- OBJECTIVE -
Copy out each line containing "sobie" from the entries below.

- STORED RECORDS -
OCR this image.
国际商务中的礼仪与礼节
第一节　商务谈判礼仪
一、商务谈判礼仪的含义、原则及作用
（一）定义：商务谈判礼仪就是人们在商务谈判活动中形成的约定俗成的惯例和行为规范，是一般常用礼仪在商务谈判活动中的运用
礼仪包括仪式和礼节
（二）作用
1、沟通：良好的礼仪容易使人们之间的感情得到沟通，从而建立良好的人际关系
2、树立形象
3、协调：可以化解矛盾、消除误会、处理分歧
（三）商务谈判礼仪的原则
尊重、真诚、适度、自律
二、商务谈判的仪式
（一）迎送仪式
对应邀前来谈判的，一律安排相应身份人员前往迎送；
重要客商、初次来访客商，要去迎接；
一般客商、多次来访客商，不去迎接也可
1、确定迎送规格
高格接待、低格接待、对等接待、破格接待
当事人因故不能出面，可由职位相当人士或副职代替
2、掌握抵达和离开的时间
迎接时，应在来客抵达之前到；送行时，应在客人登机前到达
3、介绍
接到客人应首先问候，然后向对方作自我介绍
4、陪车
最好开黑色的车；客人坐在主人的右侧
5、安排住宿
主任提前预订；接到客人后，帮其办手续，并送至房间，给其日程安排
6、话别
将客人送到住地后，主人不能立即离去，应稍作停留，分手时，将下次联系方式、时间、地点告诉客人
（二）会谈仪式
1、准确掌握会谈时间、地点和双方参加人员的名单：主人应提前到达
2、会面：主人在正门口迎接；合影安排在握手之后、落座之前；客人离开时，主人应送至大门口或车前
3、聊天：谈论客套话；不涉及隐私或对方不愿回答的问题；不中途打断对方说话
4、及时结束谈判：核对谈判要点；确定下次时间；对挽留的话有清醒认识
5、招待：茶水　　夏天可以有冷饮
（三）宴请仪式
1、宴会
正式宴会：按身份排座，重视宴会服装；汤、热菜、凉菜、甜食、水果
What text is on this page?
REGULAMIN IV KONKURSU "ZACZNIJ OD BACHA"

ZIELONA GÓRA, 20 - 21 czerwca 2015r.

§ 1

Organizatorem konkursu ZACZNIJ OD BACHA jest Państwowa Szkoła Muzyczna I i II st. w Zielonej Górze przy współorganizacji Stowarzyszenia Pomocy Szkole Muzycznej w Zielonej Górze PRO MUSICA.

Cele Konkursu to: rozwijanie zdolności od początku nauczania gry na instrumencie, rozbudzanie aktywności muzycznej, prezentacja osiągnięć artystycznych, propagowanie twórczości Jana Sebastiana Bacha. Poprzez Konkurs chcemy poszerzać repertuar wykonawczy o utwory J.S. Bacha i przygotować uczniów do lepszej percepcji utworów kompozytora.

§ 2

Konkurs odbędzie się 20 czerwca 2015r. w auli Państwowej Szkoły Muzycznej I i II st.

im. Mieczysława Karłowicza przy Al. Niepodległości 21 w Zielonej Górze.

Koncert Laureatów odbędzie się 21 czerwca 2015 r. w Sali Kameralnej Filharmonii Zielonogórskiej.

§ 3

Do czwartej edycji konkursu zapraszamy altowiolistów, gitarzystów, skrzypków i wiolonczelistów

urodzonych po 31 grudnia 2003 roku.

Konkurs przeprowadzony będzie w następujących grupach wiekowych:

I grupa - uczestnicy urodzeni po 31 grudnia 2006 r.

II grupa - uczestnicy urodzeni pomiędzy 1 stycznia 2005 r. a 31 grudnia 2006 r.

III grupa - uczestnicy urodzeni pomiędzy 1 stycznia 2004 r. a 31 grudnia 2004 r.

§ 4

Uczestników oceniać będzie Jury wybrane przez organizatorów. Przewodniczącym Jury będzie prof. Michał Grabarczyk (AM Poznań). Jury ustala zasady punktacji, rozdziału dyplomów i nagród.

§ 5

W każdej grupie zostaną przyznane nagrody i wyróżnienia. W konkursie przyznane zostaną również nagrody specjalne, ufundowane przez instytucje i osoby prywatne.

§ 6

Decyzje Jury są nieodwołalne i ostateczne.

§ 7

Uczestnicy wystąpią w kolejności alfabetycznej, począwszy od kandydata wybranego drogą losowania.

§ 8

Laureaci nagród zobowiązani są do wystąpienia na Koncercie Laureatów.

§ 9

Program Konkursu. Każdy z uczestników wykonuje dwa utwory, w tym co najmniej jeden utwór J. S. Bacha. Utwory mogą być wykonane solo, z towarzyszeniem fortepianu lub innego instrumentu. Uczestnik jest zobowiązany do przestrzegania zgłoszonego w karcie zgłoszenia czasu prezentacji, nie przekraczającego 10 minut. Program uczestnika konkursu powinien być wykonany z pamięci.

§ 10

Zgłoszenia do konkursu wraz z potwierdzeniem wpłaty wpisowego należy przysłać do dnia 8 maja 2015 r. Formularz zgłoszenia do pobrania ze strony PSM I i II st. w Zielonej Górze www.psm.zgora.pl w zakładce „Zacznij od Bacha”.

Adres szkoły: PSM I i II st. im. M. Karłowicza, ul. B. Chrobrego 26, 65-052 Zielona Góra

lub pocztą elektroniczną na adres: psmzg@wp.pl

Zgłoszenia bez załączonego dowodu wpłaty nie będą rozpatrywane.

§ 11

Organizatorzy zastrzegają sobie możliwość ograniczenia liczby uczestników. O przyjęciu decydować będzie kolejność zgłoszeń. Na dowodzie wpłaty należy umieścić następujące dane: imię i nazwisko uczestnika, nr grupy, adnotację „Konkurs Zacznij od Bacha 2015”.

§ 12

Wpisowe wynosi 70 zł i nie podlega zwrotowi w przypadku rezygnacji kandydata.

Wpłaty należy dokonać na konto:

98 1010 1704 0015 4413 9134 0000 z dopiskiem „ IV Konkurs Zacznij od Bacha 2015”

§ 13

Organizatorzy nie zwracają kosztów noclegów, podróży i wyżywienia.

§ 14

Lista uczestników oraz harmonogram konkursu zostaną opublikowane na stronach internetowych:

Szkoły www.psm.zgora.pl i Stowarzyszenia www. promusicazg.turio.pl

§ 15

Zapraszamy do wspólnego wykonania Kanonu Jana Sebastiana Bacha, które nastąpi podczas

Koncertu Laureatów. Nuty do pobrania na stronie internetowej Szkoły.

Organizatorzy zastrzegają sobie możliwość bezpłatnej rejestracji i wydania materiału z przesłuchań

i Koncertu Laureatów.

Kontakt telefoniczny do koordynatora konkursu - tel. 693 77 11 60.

- EXERCISE ANSWER -
Organizatorzy zastrzegają sobie możliwość ograniczenia liczby uczestników. O przyjęciu decydować będzie kolejność zgłoszeń. Na dowodzie wpłaty należy umieścić następujące dane: imię i nazwisko uczestnika, nr grupy, adnotację „Konkurs Zacznij od Bacha 2015”.
Organizatorzy zastrzegają sobie możliwość bezpłatnej rejestracji i wydania materiału z przesłuchań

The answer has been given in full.